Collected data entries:
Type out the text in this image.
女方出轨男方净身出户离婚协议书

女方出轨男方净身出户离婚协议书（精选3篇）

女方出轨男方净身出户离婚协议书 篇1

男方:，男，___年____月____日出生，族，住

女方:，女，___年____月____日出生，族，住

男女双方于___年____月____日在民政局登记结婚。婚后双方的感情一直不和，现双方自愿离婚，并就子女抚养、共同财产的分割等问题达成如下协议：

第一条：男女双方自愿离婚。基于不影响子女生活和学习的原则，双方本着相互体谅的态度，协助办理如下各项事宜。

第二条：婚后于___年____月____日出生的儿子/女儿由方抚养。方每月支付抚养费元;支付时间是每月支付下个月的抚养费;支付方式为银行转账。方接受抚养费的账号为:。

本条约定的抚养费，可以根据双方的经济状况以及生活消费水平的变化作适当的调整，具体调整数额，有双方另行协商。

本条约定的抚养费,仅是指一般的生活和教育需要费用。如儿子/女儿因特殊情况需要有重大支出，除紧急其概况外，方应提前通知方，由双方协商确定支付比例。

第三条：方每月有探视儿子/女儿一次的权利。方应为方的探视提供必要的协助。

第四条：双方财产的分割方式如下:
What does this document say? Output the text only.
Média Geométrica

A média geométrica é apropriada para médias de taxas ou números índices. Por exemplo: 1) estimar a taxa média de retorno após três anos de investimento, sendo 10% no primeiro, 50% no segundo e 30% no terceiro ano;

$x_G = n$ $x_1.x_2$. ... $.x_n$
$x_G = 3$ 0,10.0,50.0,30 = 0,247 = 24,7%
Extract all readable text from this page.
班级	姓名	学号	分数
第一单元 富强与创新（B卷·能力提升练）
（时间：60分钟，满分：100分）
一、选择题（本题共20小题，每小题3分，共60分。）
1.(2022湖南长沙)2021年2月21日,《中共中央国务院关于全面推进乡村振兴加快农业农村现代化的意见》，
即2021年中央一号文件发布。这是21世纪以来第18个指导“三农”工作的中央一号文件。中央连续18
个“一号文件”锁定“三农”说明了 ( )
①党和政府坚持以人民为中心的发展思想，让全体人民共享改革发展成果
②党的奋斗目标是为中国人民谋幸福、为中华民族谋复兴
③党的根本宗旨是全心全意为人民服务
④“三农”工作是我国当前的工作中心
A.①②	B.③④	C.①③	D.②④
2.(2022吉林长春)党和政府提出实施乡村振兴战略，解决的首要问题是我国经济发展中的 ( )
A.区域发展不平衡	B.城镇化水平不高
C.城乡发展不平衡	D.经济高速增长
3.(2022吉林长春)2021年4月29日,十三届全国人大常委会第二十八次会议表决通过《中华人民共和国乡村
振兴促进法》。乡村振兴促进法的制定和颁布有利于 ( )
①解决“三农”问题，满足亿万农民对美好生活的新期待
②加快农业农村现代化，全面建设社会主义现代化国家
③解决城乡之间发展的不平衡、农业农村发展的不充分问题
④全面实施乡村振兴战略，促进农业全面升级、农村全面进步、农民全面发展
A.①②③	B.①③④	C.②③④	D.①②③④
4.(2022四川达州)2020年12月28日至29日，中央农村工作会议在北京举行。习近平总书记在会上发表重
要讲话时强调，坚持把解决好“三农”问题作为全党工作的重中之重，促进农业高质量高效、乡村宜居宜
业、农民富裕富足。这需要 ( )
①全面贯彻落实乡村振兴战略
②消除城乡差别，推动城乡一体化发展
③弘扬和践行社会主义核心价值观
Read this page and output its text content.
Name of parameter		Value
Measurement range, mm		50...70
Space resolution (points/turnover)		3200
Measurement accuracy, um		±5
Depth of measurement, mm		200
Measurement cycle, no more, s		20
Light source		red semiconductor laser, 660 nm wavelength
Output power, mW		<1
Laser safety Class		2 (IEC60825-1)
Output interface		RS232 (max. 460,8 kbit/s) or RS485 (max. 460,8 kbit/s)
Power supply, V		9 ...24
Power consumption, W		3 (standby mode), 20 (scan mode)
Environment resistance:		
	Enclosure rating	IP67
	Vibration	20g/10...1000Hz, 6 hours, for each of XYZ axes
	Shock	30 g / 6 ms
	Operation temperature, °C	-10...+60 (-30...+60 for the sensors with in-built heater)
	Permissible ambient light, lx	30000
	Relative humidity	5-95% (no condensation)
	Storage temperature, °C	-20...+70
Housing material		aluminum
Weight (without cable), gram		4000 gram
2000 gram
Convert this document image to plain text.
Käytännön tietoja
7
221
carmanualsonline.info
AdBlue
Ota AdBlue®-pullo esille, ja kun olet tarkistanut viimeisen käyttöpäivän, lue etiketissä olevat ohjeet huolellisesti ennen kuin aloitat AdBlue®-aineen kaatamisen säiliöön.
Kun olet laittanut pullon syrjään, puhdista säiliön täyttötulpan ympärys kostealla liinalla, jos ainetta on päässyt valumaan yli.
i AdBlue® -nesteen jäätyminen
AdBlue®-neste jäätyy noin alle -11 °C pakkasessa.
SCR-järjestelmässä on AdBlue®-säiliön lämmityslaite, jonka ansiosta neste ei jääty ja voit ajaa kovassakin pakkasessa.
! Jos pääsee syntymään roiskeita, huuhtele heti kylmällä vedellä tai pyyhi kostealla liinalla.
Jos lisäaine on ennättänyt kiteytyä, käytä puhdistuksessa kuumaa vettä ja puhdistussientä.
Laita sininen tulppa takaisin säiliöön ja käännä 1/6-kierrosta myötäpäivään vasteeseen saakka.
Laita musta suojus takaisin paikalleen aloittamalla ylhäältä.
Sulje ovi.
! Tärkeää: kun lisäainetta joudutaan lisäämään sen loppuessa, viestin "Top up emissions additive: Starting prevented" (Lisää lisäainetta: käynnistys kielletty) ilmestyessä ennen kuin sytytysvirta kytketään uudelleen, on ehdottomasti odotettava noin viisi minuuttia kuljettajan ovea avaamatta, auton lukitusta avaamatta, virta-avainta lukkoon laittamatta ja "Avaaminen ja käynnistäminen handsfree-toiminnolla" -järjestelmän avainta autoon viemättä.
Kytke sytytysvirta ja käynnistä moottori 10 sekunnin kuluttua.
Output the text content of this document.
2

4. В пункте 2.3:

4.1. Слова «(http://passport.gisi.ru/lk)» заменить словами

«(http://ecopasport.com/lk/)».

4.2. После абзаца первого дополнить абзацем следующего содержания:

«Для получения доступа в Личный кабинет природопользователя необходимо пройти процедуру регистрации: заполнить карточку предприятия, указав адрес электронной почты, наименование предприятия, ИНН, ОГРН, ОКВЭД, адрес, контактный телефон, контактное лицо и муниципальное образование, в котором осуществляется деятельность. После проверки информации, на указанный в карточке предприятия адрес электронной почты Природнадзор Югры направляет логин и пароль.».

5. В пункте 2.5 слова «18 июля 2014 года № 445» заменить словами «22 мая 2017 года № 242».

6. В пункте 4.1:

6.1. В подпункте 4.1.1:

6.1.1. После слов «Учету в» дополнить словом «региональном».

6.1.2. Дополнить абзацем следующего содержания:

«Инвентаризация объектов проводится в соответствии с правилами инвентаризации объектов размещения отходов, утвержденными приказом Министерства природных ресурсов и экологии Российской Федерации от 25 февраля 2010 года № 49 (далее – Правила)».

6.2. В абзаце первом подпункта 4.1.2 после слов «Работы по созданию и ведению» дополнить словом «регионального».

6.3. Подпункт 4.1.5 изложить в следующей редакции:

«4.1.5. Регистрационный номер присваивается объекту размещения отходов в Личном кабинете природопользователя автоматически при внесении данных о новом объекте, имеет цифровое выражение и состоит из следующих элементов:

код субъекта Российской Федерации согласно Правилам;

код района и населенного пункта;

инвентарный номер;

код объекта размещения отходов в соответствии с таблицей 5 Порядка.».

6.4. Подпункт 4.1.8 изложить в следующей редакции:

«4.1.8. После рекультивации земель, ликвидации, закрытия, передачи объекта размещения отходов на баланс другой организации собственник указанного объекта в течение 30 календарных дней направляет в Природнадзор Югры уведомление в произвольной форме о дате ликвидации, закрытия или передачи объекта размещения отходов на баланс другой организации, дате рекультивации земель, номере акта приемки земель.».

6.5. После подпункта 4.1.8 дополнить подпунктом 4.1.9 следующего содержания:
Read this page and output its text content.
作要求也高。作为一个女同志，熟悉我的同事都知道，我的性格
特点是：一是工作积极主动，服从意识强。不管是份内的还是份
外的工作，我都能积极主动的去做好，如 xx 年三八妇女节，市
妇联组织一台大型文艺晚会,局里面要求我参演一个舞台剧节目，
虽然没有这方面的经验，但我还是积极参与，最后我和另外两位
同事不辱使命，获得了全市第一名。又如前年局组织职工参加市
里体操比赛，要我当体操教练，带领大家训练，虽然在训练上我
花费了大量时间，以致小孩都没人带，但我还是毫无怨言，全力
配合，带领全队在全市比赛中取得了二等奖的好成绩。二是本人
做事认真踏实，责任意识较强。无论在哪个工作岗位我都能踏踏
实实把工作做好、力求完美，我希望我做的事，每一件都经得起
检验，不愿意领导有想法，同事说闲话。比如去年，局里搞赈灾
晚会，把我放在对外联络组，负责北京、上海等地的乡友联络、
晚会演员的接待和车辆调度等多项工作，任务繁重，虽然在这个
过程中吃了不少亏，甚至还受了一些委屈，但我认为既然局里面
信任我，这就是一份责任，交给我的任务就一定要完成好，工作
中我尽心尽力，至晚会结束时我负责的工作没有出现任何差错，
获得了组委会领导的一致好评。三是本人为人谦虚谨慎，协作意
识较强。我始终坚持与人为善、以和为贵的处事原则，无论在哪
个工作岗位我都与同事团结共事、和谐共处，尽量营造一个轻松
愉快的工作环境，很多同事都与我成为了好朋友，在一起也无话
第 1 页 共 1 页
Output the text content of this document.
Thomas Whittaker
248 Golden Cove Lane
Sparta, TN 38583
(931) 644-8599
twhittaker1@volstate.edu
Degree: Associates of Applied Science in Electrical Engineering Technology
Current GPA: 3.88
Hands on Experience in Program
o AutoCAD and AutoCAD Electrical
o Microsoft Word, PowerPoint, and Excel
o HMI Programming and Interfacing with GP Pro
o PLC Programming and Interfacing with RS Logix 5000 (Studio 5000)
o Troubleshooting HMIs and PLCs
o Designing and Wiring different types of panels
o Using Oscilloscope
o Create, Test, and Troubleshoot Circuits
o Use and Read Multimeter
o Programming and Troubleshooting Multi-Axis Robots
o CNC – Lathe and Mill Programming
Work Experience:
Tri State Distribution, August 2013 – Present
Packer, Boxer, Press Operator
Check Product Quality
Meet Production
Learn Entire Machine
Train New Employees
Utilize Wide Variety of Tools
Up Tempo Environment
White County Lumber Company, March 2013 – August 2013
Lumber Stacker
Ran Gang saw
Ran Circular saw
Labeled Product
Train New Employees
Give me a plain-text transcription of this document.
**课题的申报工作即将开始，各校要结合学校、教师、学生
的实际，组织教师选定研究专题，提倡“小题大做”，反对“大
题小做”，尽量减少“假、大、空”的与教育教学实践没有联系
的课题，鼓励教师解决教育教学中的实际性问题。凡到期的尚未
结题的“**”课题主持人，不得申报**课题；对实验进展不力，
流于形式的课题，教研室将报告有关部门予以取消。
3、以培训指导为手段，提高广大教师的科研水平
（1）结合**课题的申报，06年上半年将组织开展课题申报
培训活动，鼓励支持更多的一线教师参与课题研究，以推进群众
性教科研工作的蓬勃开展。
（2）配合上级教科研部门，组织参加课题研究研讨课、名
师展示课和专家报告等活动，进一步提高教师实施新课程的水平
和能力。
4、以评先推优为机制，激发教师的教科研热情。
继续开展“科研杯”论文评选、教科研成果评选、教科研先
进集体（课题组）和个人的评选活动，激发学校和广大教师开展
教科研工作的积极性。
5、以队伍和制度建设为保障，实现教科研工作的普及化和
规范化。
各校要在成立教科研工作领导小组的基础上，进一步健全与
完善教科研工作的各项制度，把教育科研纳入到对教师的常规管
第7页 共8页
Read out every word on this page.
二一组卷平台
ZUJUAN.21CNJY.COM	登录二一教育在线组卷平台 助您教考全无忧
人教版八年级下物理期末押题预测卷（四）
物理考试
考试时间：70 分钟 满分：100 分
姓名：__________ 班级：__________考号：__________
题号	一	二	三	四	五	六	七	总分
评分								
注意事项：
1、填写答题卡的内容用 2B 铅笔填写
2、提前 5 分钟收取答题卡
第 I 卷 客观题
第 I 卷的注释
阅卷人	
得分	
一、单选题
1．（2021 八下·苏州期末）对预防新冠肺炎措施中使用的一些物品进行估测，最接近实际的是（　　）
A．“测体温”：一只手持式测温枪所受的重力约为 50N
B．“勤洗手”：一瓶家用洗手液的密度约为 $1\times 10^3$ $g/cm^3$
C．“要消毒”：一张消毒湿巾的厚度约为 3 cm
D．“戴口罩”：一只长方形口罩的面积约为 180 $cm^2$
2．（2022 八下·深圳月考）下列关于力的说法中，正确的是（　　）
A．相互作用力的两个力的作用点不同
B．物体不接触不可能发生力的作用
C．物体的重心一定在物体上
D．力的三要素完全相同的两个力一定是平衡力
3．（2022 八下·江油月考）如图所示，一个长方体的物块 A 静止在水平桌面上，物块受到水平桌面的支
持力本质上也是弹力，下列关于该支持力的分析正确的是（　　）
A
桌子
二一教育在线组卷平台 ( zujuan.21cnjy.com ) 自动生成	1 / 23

- Instructions for the task:
Your answer should be one number: how many lines in the material above contain the string "http".

- Answer to this task:
2